***** Records shown

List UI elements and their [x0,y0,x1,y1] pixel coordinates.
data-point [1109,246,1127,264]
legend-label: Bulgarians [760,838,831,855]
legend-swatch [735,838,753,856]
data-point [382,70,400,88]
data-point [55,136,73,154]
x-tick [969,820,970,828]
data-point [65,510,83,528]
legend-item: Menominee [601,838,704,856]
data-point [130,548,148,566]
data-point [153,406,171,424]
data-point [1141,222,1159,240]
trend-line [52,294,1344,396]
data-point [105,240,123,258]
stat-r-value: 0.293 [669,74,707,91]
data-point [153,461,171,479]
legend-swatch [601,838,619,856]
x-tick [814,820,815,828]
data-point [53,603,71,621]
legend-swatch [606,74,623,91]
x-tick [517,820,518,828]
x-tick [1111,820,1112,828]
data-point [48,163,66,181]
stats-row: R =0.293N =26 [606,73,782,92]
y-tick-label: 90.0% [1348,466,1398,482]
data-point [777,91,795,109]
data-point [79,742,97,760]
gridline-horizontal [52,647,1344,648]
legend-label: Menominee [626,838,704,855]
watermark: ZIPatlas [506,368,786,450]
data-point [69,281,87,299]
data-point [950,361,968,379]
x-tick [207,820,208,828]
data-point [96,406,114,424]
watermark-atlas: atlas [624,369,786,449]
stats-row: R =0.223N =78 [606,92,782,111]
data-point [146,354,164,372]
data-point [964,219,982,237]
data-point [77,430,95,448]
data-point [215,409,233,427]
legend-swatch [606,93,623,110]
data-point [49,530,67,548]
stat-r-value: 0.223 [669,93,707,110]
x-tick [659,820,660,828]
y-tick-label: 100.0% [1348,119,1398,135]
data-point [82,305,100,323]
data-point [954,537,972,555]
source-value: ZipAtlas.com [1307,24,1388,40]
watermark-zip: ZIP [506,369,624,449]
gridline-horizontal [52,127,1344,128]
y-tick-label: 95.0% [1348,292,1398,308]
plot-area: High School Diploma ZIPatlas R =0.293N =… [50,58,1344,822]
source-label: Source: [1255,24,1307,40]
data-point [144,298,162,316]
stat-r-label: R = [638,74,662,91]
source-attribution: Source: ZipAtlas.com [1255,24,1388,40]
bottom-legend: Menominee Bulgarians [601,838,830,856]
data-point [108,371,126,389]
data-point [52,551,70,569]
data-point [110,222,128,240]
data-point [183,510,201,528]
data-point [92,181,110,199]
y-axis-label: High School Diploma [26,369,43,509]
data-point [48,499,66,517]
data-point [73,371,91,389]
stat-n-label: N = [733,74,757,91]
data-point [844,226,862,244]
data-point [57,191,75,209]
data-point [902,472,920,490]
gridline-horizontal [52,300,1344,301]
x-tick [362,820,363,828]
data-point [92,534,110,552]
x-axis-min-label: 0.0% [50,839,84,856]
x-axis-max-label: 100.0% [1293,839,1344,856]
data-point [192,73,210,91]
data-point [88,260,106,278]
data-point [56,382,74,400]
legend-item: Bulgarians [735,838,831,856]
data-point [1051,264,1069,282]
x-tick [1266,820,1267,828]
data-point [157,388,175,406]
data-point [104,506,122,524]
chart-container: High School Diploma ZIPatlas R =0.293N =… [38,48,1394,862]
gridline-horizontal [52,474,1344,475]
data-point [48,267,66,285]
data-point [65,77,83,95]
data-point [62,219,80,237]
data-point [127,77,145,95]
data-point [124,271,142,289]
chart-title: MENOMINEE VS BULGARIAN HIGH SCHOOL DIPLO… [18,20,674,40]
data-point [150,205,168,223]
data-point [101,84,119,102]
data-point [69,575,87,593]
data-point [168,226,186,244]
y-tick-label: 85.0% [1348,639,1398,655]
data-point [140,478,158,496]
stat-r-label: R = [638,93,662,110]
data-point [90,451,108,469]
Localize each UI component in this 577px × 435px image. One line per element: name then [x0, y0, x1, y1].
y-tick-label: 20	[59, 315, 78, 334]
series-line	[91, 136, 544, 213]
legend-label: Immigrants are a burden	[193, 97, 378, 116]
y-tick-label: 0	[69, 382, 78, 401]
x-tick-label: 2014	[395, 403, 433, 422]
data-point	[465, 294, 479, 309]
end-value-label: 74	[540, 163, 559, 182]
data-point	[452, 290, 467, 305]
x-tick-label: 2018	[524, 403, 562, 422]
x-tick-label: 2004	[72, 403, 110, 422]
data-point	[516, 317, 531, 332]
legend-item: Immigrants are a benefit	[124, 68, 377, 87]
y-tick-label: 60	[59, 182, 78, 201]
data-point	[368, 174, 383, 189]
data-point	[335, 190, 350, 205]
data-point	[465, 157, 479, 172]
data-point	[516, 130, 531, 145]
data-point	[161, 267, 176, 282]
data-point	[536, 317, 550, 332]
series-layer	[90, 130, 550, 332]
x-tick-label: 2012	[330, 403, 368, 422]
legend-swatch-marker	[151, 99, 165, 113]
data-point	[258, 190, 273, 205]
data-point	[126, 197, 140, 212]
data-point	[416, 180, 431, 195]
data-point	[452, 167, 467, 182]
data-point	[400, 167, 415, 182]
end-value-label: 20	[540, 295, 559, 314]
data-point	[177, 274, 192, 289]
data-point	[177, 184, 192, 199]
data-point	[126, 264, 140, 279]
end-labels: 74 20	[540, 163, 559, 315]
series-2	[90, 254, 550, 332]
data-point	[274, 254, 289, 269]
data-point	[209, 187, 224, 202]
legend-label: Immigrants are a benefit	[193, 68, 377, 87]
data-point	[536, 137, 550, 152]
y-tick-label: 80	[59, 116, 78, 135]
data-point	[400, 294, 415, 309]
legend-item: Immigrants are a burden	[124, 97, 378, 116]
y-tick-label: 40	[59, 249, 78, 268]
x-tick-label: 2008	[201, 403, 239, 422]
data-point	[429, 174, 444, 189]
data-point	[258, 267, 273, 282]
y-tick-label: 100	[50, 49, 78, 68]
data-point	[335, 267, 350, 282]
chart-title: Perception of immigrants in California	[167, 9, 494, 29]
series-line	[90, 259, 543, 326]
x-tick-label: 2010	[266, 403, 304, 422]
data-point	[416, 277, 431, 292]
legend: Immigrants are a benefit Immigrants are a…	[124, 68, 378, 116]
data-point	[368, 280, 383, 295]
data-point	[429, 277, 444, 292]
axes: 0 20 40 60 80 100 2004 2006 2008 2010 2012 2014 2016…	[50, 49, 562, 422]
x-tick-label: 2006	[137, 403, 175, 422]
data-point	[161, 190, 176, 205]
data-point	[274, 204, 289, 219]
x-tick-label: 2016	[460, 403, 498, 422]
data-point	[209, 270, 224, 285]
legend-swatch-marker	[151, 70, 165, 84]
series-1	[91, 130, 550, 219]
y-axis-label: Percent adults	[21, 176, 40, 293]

**********

What is being asked: Can you copy out the rows word for word, starting with the first row and continuing through the row that contains "bottom-legend: Menominee Bulgarians", with both of those included?

Complete output:
List UI elements and their [x0,y0,x1,y1] pixel coordinates.
data-point [1109,246,1127,264]
legend-label: Bulgarians [760,838,831,855]
legend-swatch [735,838,753,856]
data-point [382,70,400,88]
data-point [55,136,73,154]
x-tick [969,820,970,828]
data-point [65,510,83,528]
legend-item: Menominee [601,838,704,856]
data-point [130,548,148,566]
data-point [153,406,171,424]
data-point [1141,222,1159,240]
trend-line [52,294,1344,396]
data-point [105,240,123,258]
stat-r-value: 0.293 [669,74,707,91]
data-point [153,461,171,479]
legend-swatch [601,838,619,856]
x-tick [814,820,815,828]
data-point [53,603,71,621]
legend-swatch [606,74,623,91]
x-tick [517,820,518,828]
x-tick [1111,820,1112,828]
data-point [48,163,66,181]
stats-row: R =0.293N =26 [606,73,782,92]
y-tick-label: 90.0% [1348,466,1398,482]
data-point [777,91,795,109]
data-point [79,742,97,760]
gridline-horizontal [52,647,1344,648]
legend-label: Menominee [626,838,704,855]
watermark: ZIPatlas [506,368,786,450]
data-point [69,281,87,299]
data-point [950,361,968,379]
x-tick [207,820,208,828]
data-point [96,406,114,424]
watermark-atlas: atlas [624,369,786,449]
stats-row: R =0.223N =78 [606,92,782,111]
data-point [146,354,164,372]
data-point [964,219,982,237]
data-point [77,430,95,448]
data-point [215,409,233,427]
legend-swatch [606,93,623,110]
data-point [49,530,67,548]
stat-r-value: 0.223 [669,93,707,110]
x-tick [659,820,660,828]
y-tick-label: 100.0% [1348,119,1398,135]
data-point [82,305,100,323]
data-point [954,537,972,555]
source-value: ZipAtlas.com [1307,24,1388,40]
watermark-zip: ZIP [506,369,624,449]
gridline-horizontal [52,127,1344,128]
y-tick-label: 95.0% [1348,292,1398,308]
plot-area: High School Diploma ZIPatlas R =0.293N =… [50,58,1344,822]
source-label: Source: [1255,24,1307,40]
data-point [144,298,162,316]
stat-r-label: R = [638,74,662,91]
source-attribution: Source: ZipAtlas.com [1255,24,1388,40]
bottom-legend: Menominee Bulgarians [601,838,830,856]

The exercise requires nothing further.